■ **Goal**:
Single out each line with the word "Enqvist" and copy it.

■ **Records for the exercise**:

◆ ◆ ◆ ◆ ◆

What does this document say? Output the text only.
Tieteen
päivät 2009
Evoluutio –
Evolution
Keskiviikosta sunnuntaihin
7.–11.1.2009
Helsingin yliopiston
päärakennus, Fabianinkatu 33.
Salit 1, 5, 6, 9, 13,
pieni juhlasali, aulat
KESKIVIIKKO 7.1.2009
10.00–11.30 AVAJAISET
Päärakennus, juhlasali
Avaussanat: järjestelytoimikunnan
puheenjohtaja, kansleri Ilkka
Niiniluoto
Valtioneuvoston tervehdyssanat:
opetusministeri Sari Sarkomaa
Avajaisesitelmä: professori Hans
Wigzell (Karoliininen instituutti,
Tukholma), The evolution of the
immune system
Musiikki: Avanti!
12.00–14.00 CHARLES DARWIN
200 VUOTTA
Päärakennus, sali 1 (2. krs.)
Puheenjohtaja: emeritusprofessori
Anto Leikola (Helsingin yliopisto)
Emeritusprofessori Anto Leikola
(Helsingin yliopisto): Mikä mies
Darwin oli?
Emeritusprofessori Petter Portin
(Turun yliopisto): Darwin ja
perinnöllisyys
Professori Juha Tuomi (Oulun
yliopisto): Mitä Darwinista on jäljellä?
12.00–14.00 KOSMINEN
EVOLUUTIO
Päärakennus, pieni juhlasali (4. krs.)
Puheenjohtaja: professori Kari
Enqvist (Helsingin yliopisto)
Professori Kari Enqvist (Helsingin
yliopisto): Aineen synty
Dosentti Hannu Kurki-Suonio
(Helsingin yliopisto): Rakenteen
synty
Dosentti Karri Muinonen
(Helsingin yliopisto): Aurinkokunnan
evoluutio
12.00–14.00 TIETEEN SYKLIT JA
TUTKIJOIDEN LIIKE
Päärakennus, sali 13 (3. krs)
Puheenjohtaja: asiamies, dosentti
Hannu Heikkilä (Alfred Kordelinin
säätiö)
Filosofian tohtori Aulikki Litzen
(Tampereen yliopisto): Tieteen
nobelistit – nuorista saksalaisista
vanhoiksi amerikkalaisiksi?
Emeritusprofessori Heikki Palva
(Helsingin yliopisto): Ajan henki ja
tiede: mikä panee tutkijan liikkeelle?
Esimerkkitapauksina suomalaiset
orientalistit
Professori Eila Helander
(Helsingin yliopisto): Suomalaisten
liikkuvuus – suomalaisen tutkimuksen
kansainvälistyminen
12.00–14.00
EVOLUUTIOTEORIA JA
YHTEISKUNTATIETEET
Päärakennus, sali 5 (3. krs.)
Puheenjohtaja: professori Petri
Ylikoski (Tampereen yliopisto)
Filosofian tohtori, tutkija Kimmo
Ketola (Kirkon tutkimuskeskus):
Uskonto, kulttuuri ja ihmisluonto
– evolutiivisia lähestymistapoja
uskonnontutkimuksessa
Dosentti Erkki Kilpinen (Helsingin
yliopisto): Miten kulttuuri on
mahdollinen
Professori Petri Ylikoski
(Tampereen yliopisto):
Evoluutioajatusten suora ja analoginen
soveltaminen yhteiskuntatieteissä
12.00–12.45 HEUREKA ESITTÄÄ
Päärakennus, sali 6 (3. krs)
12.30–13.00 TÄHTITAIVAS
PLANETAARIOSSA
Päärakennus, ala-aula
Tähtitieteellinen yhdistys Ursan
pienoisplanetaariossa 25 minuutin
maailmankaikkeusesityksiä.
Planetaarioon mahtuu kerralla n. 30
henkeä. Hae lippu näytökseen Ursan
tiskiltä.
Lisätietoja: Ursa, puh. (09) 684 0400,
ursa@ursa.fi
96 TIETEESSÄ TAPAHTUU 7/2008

◆ ◆ ◆ ◆ ◆

■ **Correct result**:
Enqvist (Helsingin yliopisto)
Professori Kari Enqvist (Helsingin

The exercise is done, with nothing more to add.